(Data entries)
=== Begin Enclosure ===

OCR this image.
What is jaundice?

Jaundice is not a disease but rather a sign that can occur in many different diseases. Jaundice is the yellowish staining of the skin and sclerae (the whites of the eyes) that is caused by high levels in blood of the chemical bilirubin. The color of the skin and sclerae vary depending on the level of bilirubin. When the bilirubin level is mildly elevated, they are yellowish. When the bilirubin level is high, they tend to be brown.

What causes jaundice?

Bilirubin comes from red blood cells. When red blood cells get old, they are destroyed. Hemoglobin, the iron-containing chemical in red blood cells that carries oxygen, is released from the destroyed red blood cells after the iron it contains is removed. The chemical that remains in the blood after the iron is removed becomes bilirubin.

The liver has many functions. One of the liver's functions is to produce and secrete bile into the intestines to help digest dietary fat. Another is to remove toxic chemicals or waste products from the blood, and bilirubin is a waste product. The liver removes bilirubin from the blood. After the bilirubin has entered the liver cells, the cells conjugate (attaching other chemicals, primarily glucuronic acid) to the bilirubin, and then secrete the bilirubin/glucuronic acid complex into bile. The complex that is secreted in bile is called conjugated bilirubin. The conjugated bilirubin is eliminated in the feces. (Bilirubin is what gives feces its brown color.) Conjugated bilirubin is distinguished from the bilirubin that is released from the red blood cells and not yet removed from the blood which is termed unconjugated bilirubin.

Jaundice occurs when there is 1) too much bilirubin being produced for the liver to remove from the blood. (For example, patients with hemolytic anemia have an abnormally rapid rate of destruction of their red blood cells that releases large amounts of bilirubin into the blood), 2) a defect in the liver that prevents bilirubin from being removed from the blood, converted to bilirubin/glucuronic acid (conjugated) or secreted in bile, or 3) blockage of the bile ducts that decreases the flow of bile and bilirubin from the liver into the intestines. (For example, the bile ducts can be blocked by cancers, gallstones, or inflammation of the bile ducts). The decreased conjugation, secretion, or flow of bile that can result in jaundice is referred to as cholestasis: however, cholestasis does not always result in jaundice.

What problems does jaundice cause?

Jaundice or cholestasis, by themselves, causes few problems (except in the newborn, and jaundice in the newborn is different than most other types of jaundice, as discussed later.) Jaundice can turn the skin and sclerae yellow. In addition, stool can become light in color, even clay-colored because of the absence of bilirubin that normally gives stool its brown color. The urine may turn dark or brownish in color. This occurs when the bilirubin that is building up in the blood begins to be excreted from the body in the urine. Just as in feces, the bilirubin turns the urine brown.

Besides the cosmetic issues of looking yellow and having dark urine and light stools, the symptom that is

=== End Enclosure ===

Every line of the data above should be reproduced word for word.

• _FINISHED EXERCISE_:
OCR this image.
What is jaundice?

Jaundice is not a disease but rather a sign that can occur in many different diseases. Jaundice is the yellowish staining of the skin and sclerae (the whites of the eyes) that is caused by high levels in blood of the chemical bilirubin. The color of the skin and sclerae vary depending on the level of bilirubin. When the bilirubin level is mildly elevated, they are yellowish. When the bilirubin level is high, they tend to be brown.

What causes jaundice?

Bilirubin comes from red blood cells. When red blood cells get old, they are destroyed. Hemoglobin, the iron-containing chemical in red blood cells that carries oxygen, is released from the destroyed red blood cells after the iron it contains is removed. The chemical that remains in the blood after the iron is removed becomes bilirubin.

The liver has many functions. One of the liver's functions is to produce and secrete bile into the intestines to help digest dietary fat. Another is to remove toxic chemicals or waste products from the blood, and bilirubin is a waste product. The liver removes bilirubin from the blood. After the bilirubin has entered the liver cells, the cells conjugate (attaching other chemicals, primarily glucuronic acid) to the bilirubin, and then secrete the bilirubin/glucuronic acid complex into bile. The complex that is secreted in bile is called conjugated bilirubin. The conjugated bilirubin is eliminated in the feces. (Bilirubin is what gives feces its brown color.) Conjugated bilirubin is distinguished from the bilirubin that is released from the red blood cells and not yet removed from the blood which is termed unconjugated bilirubin.

Jaundice occurs when there is 1) too much bilirubin being produced for the liver to remove from the blood. (For example, patients with hemolytic anemia have an abnormally rapid rate of destruction of their red blood cells that releases large amounts of bilirubin into the blood), 2) a defect in the liver that prevents bilirubin from being removed from the blood, converted to bilirubin/glucuronic acid (conjugated) or secreted in bile, or 3) blockage of the bile ducts that decreases the flow of bile and bilirubin from the liver into the intestines. (For example, the bile ducts can be blocked by cancers, gallstones, or inflammation of the bile ducts). The decreased conjugation, secretion, or flow of bile that can result in jaundice is referred to as cholestasis: however, cholestasis does not always result in jaundice.

What problems does jaundice cause?

Jaundice or cholestasis, by themselves, causes few problems (except in the newborn, and jaundice in the newborn is different than most other types of jaundice, as discussed later.) Jaundice can turn the skin and sclerae yellow. In addition, stool can become light in color, even clay-colored because of the absence of bilirubin that normally gives stool its brown color. The urine may turn dark or brownish in color. This occurs when the bilirubin that is building up in the blood begins to be excreted from the body in the urine. Just as in feces, the bilirubin turns the urine brown.

Besides the cosmetic issues of looking yellow and having dark urine and light stools, the symptom that is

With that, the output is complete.